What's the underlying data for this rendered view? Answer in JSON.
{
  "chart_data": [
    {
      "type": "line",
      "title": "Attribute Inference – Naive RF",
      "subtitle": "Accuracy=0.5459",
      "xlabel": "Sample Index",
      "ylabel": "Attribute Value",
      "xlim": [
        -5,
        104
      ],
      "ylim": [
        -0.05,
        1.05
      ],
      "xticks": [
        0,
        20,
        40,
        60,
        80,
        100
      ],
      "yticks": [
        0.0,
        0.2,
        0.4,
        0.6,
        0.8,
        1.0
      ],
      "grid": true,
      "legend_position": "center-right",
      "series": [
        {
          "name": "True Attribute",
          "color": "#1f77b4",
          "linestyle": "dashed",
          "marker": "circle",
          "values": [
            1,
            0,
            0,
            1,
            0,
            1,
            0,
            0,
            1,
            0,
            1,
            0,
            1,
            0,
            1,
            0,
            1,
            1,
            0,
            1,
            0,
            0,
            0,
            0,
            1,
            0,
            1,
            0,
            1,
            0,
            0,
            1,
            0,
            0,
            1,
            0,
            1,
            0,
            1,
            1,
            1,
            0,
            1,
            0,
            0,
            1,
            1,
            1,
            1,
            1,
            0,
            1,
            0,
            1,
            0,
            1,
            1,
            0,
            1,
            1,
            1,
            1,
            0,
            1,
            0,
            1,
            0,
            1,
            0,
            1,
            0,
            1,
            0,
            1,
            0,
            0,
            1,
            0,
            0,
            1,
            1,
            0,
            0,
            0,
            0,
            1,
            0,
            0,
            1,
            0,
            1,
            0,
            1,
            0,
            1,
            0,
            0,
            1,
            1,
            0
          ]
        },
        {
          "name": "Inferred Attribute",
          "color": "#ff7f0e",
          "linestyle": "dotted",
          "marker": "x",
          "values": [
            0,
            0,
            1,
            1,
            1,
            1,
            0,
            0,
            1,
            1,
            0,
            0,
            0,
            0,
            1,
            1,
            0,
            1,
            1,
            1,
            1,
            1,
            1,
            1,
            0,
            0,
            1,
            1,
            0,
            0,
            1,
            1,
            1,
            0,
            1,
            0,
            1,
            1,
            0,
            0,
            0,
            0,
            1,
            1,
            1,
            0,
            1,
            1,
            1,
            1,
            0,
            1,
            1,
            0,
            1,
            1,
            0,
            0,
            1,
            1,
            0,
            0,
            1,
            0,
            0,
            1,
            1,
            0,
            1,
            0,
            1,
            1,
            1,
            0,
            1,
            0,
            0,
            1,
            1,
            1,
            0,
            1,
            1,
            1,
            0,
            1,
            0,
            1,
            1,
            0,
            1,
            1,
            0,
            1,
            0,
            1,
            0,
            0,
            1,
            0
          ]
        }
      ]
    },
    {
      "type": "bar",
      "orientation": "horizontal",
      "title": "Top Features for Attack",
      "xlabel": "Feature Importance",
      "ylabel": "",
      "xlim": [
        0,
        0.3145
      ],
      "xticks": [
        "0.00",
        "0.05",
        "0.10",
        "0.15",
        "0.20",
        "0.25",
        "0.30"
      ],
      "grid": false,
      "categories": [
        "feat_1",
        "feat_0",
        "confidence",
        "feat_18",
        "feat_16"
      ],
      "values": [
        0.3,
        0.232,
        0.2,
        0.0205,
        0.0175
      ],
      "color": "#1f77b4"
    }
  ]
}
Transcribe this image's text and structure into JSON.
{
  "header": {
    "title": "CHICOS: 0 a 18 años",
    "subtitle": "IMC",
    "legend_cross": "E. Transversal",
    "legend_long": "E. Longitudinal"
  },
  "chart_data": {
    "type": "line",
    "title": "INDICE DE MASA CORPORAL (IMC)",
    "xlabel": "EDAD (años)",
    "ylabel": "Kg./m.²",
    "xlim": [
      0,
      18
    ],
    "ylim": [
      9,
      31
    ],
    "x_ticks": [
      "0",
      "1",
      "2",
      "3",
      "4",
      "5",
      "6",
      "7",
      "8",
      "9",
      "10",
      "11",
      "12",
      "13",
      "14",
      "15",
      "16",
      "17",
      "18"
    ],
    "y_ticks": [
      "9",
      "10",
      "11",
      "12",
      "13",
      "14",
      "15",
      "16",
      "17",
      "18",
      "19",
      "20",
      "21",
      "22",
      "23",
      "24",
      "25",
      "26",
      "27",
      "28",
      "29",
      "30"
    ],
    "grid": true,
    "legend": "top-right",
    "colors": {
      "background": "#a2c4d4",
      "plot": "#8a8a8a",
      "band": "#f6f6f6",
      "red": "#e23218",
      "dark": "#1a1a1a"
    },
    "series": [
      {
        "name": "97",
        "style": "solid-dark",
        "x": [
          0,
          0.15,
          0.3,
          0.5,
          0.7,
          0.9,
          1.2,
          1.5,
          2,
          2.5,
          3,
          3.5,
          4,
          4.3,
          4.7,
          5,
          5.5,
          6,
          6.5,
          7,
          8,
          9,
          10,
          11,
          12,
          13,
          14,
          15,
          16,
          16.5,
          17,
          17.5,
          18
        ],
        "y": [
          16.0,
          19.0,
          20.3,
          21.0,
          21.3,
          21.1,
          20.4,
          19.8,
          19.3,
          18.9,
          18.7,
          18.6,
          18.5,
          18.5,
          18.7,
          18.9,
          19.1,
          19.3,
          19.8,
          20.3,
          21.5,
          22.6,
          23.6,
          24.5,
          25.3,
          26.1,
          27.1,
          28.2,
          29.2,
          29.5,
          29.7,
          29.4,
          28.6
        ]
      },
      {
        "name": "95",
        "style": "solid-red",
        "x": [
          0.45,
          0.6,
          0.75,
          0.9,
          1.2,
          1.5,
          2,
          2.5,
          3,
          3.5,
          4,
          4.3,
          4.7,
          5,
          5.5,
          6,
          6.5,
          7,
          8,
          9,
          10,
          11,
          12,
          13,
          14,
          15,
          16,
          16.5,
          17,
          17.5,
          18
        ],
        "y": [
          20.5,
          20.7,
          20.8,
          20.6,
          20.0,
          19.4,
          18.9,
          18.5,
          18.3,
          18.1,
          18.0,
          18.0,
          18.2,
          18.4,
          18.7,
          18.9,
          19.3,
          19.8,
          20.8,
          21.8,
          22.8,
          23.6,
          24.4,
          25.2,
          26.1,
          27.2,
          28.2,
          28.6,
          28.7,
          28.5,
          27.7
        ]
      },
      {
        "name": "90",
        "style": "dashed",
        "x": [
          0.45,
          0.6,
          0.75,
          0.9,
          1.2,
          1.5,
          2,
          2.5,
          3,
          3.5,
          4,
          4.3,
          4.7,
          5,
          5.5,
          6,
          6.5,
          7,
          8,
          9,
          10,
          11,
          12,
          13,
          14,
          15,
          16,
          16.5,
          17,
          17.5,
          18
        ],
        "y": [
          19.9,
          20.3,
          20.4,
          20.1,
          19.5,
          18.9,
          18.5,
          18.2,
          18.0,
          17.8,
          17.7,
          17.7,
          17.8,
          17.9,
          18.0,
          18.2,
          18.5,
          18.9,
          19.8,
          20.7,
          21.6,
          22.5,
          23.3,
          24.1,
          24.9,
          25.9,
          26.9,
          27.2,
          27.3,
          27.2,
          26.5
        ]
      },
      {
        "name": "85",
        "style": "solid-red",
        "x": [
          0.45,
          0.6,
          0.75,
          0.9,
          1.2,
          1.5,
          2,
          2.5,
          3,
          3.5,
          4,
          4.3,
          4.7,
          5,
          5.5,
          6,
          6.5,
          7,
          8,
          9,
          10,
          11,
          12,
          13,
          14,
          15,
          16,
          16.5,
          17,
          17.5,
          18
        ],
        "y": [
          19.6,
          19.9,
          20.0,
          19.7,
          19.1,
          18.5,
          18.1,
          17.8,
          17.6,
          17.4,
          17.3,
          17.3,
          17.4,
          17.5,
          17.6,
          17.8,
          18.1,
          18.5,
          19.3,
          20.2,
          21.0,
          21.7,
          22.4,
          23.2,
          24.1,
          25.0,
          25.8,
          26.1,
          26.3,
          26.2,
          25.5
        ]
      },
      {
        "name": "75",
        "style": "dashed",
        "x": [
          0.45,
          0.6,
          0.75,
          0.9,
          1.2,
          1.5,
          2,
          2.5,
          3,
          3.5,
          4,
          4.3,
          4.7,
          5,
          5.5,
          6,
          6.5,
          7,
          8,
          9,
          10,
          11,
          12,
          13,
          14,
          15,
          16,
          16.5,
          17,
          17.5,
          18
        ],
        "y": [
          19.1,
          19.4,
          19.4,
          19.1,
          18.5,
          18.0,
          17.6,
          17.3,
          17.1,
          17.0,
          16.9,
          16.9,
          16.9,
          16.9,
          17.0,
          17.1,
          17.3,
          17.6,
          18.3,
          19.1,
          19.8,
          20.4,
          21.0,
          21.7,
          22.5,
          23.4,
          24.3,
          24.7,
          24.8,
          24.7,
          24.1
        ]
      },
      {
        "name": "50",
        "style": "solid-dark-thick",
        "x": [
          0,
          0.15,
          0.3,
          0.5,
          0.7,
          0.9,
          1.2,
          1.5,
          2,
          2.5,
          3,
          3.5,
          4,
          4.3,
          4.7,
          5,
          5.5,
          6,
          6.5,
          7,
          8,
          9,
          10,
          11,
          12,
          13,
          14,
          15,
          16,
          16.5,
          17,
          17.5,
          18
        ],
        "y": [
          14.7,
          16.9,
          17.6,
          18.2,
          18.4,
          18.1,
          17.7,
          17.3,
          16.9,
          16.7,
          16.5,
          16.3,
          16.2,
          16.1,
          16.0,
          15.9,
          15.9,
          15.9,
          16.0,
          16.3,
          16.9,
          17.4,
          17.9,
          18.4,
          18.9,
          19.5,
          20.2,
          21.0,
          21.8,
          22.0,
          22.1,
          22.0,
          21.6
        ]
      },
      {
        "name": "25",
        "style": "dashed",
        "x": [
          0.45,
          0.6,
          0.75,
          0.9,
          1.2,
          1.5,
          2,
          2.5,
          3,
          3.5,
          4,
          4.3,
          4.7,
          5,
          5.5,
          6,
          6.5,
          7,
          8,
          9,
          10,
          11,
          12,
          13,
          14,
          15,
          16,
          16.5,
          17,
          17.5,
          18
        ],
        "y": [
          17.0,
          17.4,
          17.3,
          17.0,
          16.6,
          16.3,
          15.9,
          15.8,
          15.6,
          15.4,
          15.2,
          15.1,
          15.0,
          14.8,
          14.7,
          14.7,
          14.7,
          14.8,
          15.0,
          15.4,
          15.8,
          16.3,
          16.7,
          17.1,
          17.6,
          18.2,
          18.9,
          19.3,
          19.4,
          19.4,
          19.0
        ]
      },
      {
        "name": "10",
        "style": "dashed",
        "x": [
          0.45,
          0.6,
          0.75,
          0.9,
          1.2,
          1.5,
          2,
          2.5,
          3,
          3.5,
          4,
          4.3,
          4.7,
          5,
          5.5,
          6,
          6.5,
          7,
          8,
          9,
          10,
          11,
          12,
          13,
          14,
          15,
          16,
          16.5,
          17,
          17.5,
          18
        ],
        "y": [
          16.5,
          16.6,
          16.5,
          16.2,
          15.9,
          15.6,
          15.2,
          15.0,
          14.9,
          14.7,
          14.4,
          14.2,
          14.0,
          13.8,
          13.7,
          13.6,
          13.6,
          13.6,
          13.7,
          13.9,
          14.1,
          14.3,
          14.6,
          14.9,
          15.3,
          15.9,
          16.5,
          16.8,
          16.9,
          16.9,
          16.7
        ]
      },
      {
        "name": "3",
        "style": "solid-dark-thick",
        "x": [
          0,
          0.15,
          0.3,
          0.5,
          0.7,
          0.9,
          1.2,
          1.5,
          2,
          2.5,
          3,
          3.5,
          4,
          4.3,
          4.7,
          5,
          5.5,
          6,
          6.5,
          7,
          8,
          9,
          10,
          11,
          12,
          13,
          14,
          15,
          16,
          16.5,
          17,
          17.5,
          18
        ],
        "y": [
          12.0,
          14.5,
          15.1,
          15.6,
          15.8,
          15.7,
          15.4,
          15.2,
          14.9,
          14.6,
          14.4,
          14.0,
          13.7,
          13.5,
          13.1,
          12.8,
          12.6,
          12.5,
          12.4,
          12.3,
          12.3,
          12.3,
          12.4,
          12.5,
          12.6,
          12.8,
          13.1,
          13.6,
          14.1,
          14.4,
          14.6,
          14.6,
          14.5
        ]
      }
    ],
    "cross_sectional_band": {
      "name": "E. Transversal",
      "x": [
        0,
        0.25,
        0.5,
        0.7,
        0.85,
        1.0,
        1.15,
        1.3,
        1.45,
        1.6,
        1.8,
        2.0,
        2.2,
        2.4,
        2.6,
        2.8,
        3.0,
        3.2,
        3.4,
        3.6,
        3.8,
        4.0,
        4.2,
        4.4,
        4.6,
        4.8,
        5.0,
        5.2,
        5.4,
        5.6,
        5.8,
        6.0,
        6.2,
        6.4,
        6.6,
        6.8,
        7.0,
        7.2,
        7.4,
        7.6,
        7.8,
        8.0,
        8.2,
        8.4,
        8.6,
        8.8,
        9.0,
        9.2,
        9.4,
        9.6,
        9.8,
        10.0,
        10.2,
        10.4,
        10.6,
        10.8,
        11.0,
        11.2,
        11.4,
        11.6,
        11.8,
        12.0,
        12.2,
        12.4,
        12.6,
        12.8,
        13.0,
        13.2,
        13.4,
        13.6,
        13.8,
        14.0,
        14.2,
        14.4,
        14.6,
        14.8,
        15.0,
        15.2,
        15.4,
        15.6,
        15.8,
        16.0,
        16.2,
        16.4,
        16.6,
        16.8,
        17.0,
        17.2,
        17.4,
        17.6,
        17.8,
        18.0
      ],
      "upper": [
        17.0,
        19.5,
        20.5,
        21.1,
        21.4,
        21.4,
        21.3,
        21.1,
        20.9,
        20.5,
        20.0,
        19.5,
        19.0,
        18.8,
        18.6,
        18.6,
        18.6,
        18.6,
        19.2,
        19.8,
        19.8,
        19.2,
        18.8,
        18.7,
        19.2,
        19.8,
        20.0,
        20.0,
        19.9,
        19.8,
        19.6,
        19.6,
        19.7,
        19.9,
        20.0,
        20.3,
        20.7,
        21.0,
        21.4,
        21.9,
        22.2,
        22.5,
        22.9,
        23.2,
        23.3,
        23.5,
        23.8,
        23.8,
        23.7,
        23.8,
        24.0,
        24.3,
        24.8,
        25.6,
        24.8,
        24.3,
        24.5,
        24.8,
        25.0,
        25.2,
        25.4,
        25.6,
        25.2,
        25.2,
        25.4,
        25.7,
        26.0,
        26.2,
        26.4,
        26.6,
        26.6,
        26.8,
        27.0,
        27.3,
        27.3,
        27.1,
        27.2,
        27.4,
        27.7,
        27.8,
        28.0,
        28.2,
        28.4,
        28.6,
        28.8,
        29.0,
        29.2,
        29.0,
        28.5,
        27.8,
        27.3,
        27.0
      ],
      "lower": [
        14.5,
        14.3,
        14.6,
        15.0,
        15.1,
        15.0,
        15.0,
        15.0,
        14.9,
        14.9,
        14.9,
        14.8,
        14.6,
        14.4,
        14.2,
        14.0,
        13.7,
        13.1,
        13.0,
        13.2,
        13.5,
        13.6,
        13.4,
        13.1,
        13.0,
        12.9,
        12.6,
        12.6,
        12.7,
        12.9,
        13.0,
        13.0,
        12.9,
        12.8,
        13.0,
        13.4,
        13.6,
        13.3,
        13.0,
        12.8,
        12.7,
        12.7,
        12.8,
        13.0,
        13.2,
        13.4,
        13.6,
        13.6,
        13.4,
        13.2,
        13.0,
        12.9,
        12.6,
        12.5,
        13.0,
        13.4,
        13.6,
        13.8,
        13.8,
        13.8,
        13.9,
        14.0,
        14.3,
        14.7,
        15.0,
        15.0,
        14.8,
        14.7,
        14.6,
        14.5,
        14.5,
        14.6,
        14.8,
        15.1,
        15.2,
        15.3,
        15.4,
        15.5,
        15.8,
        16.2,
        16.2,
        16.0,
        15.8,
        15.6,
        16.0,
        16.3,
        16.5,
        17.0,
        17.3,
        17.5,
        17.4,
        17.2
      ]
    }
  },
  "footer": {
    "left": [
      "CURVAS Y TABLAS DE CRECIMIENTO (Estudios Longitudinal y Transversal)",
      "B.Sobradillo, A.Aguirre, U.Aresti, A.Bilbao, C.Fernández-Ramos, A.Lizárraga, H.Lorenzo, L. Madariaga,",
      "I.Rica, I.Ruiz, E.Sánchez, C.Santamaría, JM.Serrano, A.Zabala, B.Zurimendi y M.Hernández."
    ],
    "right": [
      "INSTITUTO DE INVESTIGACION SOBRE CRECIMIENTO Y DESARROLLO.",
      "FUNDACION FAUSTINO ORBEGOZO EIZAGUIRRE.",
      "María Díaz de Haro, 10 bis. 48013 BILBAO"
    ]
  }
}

> [SHORT TASK] Search the listing for the word "JSON". Copy every line in which it occurs.

> [TASK OUTPUT]
What's the underlying data for this rendered view? Answer in JSON.
Transcribe this image's text and structure into JSON.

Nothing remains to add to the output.